◆ Document segment ◆
You might be asking yourself, “which credit card should I get for travel?” There are plenty of great options, but the best credit card for travel is the Chase Sapphire Reserve. Even though it comes with a high annual fee, you receive a $300 travel credit every year, an intro bonus of 50,000 Ultimate Rewards® points and plenty of ways to earn bonus points.
 

  • Earn 3X points on travel (immediately after earning your $300 credit)
  • Earn 3X points on dining at restaurants.

After you reach the intro bonus, you’ll have $750 in travel rewards when redeemed through Chase Ultimate Rewards!

Best Unsecured Credit Cards for Bad Credit

If you’re rebuilding your credit file, we recommend the Credit One Bank® Visa® Credit Card. This is the best unsecured credit card for bad credit because you have the flexibility to choose your own payment date, set up credit limit alerts so you don’t overspend, and still earn 1% cash back rewards on eligible purchases (e.g. gas, groceries, internet, satellite TV).

Best Credit Cards for College Students

Discover IT Student Cash Back

The Discover it® Student Cash Back card stands out among credit cards for college students because it rewards you for both responsible credit use and receiving good grades.

◆ Parts of the exercise ◆
A) Rewrite the paragraph of the credit card guide that begins "If you're rebuilding your credit file" as a short bulleted list that keeps its main facts.
B) Answer these questions from the credit card guide, one answer per line, marked the same way:
(i) How large is the yearly travel credit that comes with the Chase Sapphire Reserve?
(ii) What cash back rate does the Credit One Bank® Visa® Credit Card earn on eligible purchases?
(iii) What two things does the Discover it® Student Cash Back card reward?
C) Carry the credit card guide forward from its last sentence.
The data that comes next is separate material from the credit card guide.

◆ Dataset excerpts ◆

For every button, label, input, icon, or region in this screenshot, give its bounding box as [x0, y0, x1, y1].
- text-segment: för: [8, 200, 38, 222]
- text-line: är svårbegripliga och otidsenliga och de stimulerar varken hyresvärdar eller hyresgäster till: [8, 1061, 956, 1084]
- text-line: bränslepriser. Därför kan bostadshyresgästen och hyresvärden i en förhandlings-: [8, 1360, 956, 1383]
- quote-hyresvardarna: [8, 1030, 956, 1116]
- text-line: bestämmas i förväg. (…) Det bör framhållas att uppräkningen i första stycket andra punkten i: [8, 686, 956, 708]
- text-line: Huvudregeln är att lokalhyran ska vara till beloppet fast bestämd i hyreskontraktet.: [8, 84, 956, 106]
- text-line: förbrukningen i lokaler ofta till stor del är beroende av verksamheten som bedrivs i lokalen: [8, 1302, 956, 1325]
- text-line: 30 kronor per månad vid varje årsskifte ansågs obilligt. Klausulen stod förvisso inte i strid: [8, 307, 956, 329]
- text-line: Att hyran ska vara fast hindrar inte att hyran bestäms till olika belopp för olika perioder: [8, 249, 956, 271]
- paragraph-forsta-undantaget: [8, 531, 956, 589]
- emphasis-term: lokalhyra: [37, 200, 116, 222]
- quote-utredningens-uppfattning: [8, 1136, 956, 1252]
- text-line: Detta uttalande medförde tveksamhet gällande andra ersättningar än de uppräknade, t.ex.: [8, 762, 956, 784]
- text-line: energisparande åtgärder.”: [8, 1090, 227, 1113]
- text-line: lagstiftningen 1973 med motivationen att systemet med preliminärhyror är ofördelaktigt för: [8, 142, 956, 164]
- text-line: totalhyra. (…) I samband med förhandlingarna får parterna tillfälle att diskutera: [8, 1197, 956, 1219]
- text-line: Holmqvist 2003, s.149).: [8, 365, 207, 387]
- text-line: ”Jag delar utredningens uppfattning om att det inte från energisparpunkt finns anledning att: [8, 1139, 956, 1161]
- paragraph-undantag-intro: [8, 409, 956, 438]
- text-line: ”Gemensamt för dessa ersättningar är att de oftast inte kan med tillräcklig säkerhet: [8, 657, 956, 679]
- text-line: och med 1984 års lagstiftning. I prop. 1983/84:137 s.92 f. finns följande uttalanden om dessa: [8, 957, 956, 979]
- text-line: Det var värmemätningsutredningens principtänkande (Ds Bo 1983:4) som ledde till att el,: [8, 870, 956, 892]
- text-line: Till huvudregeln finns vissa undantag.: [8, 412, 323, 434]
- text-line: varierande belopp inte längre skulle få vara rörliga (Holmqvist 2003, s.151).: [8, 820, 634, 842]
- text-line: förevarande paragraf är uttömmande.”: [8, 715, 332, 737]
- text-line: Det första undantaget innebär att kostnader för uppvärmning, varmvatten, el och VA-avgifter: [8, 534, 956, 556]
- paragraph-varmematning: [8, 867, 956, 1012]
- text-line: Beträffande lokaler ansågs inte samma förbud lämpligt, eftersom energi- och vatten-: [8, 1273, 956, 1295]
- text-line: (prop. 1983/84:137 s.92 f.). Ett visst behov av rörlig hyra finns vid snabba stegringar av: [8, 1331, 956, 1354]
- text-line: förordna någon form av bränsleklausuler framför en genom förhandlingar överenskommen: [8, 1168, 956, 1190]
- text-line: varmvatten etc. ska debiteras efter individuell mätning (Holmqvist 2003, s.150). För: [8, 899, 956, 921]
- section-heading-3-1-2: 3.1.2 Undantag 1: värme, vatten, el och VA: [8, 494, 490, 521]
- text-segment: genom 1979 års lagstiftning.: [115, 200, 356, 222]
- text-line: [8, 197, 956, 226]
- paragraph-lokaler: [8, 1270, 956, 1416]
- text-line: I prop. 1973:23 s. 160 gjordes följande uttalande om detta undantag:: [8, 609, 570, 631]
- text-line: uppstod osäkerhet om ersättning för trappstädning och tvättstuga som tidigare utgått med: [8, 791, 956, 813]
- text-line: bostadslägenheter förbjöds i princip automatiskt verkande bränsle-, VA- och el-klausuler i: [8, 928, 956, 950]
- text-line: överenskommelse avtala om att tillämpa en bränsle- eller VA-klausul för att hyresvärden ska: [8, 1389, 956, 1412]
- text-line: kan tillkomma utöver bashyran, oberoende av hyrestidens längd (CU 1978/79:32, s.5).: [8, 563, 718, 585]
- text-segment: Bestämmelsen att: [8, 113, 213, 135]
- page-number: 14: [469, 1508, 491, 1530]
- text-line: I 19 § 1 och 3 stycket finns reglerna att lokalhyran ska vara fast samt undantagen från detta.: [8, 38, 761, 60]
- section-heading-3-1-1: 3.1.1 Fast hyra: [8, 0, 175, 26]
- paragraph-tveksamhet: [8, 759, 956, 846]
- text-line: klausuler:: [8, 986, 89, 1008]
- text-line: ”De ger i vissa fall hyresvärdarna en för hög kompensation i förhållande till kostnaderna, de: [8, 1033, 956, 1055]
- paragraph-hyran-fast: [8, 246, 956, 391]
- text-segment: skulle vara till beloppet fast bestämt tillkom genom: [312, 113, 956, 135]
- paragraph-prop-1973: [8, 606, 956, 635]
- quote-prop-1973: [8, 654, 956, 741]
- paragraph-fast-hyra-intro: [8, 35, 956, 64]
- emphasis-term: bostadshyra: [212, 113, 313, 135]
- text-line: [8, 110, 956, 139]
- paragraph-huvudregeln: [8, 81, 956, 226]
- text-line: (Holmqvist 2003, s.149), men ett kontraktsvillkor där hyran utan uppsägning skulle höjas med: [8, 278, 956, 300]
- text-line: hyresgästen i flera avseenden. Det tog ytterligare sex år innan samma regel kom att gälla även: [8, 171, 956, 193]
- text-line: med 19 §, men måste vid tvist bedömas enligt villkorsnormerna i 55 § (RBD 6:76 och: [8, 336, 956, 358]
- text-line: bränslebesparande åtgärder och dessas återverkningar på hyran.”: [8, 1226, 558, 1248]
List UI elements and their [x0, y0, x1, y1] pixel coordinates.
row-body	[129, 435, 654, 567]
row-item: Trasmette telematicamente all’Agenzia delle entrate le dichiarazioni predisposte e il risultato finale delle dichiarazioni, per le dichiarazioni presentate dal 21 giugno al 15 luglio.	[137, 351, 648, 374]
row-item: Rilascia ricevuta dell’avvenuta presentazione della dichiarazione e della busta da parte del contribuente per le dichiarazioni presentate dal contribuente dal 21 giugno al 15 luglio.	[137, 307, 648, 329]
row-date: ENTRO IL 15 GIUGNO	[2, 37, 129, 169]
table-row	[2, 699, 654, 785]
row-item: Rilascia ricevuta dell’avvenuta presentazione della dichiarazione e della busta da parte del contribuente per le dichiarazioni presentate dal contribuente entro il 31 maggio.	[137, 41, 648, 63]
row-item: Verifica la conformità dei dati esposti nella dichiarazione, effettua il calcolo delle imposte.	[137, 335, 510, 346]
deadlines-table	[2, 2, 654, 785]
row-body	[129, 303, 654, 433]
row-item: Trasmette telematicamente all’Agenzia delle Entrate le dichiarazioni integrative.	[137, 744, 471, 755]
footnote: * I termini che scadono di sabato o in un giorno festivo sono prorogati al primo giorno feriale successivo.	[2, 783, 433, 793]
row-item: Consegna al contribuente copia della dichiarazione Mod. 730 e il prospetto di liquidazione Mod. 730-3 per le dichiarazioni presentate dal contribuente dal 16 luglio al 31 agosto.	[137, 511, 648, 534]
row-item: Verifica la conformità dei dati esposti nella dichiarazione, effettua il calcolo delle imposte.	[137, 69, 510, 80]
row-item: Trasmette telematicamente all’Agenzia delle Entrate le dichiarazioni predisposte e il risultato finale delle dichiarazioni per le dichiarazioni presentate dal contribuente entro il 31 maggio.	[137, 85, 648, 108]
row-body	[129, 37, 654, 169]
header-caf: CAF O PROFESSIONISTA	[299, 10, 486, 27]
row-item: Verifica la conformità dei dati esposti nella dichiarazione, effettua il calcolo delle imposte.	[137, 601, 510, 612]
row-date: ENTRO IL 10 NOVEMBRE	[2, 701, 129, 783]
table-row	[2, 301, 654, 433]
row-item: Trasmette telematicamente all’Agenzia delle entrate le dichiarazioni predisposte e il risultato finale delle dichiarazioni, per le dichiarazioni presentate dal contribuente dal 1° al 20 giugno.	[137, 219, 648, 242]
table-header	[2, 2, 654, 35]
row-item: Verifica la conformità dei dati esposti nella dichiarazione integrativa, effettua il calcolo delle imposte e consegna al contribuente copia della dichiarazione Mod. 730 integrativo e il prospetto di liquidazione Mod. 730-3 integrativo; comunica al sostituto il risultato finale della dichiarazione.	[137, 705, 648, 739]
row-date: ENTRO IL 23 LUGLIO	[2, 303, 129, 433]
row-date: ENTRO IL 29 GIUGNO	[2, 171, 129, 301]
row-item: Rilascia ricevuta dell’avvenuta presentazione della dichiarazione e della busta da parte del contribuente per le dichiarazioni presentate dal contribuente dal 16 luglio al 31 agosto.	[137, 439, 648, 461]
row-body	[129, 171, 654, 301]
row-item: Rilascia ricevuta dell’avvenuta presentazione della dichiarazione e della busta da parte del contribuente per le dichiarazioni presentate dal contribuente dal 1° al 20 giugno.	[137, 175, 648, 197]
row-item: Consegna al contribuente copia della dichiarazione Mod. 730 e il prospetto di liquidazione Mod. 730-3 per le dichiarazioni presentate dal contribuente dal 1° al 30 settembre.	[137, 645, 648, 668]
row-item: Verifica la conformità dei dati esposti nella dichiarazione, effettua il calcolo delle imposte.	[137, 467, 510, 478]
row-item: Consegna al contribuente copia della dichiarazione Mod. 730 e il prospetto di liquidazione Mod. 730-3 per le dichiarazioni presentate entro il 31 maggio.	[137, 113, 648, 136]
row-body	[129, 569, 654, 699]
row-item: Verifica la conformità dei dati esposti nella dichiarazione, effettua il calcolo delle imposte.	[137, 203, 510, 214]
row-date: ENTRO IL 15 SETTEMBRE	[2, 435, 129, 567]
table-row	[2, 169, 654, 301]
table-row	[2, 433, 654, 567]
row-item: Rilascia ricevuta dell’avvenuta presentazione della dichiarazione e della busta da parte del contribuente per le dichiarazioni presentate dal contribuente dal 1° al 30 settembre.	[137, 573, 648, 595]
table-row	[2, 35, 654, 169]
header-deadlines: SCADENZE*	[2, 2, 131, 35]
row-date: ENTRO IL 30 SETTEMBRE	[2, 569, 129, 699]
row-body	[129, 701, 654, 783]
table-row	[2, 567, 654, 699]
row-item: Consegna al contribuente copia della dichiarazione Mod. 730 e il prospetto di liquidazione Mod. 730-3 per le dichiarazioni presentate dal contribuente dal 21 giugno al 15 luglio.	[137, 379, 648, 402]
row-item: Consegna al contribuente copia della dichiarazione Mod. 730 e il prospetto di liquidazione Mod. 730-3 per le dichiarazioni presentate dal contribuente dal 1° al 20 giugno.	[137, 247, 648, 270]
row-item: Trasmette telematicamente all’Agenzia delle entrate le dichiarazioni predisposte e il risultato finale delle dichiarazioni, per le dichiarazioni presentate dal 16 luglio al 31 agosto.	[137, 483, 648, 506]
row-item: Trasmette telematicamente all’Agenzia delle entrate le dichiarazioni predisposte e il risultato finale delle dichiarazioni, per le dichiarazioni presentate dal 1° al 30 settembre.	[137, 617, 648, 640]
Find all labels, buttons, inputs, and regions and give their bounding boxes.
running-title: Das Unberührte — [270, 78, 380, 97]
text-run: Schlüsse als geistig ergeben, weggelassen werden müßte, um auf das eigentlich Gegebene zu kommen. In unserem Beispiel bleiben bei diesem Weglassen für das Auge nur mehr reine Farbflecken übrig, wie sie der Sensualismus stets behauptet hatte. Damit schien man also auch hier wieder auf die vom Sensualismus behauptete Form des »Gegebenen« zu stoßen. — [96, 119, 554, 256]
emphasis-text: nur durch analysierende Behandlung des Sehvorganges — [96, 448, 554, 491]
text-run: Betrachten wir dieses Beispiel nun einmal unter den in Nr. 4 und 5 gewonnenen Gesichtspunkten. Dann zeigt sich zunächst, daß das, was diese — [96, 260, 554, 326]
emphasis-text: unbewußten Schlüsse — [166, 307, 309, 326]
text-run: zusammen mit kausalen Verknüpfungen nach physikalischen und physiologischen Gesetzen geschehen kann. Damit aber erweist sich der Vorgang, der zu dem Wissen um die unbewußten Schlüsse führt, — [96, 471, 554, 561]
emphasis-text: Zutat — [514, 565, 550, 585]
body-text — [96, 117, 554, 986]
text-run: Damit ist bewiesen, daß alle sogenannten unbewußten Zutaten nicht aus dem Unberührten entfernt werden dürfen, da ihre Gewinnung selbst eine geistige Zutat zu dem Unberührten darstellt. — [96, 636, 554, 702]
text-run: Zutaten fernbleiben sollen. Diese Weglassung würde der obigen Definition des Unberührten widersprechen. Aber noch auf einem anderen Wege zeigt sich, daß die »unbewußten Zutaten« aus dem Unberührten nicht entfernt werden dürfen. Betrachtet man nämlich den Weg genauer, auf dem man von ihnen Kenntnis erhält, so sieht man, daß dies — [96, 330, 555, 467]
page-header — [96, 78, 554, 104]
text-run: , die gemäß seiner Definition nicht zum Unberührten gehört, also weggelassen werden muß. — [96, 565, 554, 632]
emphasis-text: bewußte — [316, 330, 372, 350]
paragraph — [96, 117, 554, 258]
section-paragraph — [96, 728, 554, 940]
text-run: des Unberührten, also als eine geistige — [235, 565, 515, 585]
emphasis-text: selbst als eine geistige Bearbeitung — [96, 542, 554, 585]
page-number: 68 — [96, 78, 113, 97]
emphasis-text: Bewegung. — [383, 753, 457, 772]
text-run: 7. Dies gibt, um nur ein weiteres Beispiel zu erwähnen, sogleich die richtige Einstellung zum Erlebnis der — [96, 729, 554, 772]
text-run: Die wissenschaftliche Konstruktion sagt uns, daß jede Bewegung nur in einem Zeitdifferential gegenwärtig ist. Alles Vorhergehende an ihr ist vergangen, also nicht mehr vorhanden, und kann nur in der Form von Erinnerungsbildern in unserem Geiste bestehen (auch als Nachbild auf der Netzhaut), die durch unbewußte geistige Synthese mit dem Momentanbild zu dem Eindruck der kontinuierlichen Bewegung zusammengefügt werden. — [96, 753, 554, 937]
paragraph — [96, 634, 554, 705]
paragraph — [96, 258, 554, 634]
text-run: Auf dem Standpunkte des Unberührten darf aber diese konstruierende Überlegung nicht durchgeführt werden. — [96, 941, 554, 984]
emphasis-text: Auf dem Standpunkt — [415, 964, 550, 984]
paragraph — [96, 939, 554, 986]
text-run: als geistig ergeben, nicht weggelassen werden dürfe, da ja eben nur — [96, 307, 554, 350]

◆ Answers for each item ◆
A)
- Recommended card for rebuilding credit: Credit One Bank® Visa® Credit Card
- Named the best unsecured credit card for bad credit
- Lets you choose your own payment date
- Offers credit limit alerts so you don't overspend
- Earns 1% cash back on eligible purchases (e.g. gas, groceries, internet, satellite TV)

B)
(i) $300 every year
(ii) 1%
(iii) Responsible credit use and receiving good grades

C)
  • Earn 5% cash back on everyday purchases (like grocery stores, restaurants, gas stations, select rideshares, and online shopping), up to the quarterly maximum when you activate.
  • Earn 1% unlimited cash back on all other purchases - automatically. 

On top of your cash back, Discover gives you a $20 bonus each school year for earning a 3.0 GPA, for up to five years!

Best Credit Cards for Balance Transfers

Citi Diamond Preferred Card

Although it doesn’t offer any cash back, miles, or points, the Citi® Diamond Preferred® Card is the best credit card for balance transfers, because of:

  • 0% intro APR on balance transfers for 21 months from the date of their first transfer (Note: All transfers must be completed within the first 4 months). 
  • 0% intro APR on purchases for 12 months from the date of account opening. After that, the variable APR will be between 13.74% and 23.74%, based on your creditworthiness.

Those who want to pay down their current credit card debt without fighting against high interest payments would benefit most from this credit card offer.

Compare Credit Card Offers Using CARDMATCH™ 

Once you’ve identified your ideal rewards, finding the best credit is only an application away,. Maximize your approval odds and compare credit card offers using CARDMATCH™. It won’t hurt your credit and you might receive instant approval for the best credit card offers.

Ask the Experts About Credit Cards and Credit Card Offers

InvestingAnswers is on a mission to help consumers build and protect their wealth through education. That is why we have experts answering your pertinent questions at the end of each article.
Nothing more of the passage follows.